◆ Set task ◆
Look for "text" in each line of the entries, and return the matching lines.

◆ Supplied records ◆
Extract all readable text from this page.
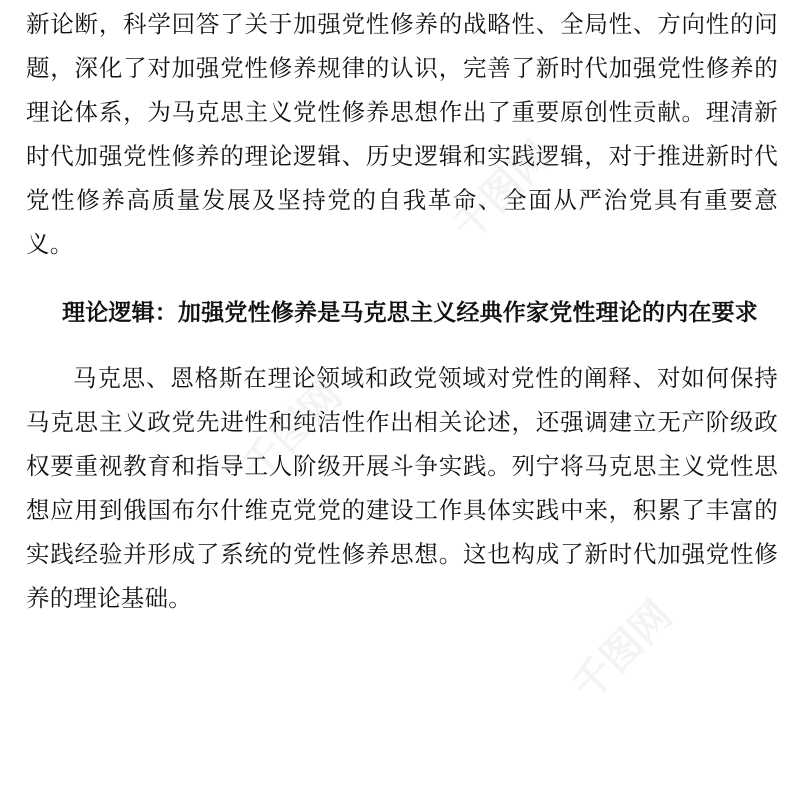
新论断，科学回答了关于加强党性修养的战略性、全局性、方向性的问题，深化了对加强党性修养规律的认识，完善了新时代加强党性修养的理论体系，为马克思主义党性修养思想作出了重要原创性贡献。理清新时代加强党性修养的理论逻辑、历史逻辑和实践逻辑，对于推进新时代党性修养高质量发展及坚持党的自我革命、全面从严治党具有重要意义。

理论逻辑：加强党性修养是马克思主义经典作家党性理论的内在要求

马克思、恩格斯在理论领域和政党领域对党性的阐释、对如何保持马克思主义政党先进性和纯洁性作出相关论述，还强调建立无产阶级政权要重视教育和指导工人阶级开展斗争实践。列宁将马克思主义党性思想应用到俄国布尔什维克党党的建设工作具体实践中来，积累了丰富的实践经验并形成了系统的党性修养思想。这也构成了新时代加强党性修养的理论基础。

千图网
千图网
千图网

...

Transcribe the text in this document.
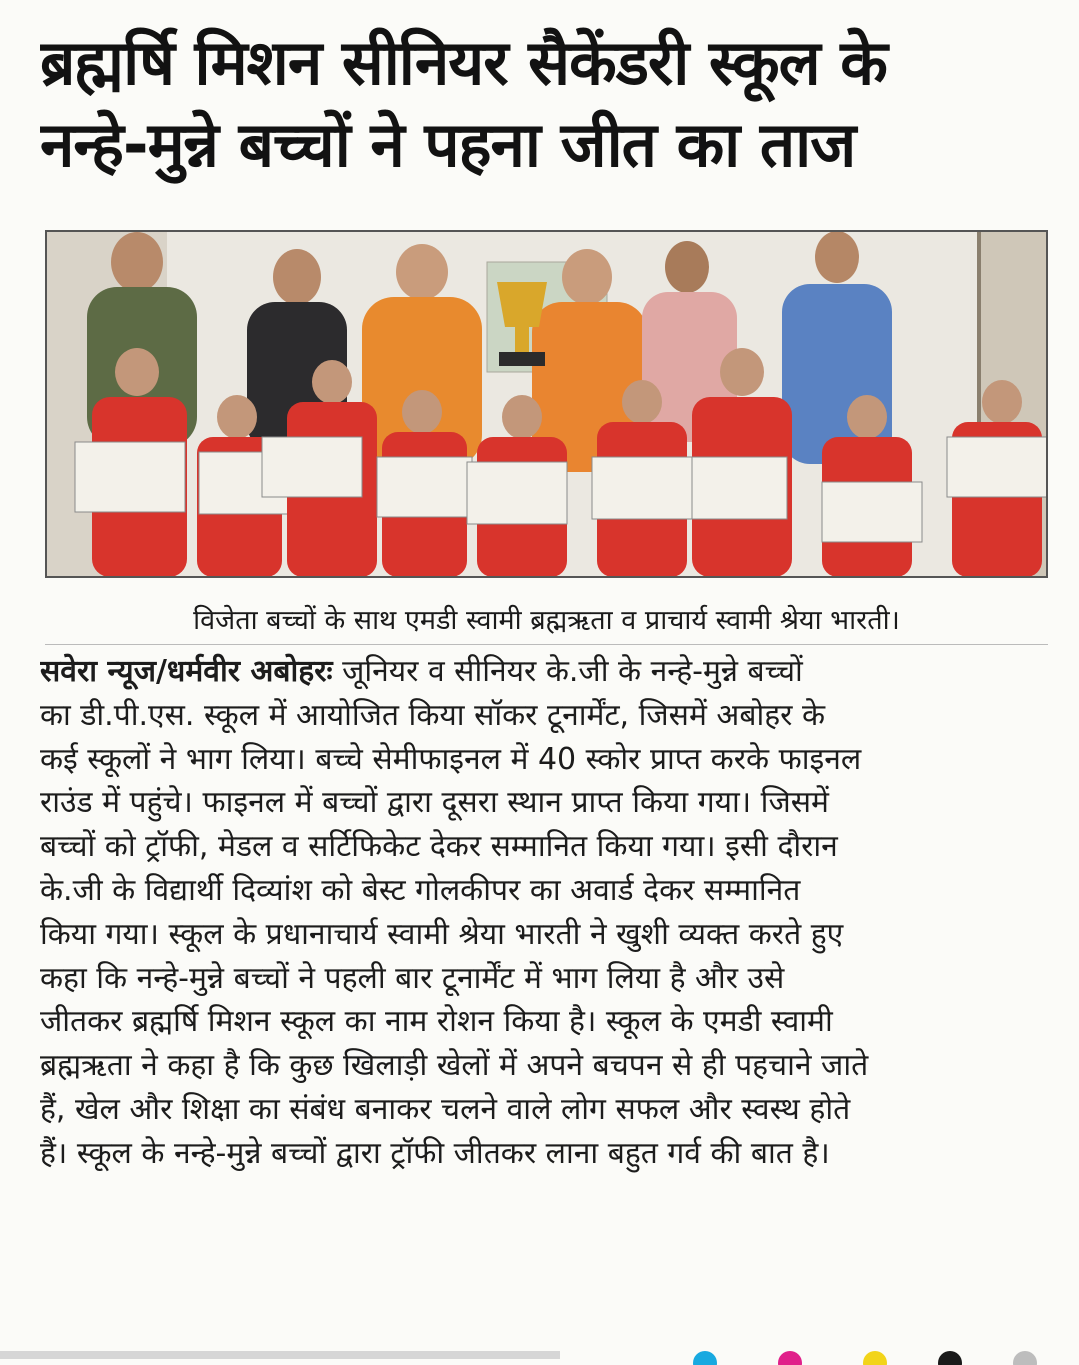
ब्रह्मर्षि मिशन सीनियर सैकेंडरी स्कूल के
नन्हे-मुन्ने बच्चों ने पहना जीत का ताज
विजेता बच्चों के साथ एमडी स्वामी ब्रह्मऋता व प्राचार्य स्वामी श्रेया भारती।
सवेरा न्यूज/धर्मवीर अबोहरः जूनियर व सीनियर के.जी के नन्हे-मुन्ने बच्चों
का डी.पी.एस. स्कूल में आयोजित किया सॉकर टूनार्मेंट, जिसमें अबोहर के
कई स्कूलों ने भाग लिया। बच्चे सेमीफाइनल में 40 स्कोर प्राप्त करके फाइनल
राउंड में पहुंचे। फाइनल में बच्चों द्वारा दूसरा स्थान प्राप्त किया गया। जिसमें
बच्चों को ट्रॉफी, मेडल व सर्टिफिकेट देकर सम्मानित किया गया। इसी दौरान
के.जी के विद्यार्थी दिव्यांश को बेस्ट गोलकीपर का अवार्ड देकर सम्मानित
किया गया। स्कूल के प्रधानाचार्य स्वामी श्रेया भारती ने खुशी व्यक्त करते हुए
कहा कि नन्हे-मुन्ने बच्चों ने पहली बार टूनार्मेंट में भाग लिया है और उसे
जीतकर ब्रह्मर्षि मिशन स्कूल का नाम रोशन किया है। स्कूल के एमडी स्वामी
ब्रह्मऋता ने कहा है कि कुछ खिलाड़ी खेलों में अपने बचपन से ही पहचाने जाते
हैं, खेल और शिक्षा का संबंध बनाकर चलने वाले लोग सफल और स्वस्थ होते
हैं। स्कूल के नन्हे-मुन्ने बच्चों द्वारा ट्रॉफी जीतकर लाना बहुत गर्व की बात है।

◆ The completed task ◆
Extract all readable text from this page.
Transcribe the text in this document.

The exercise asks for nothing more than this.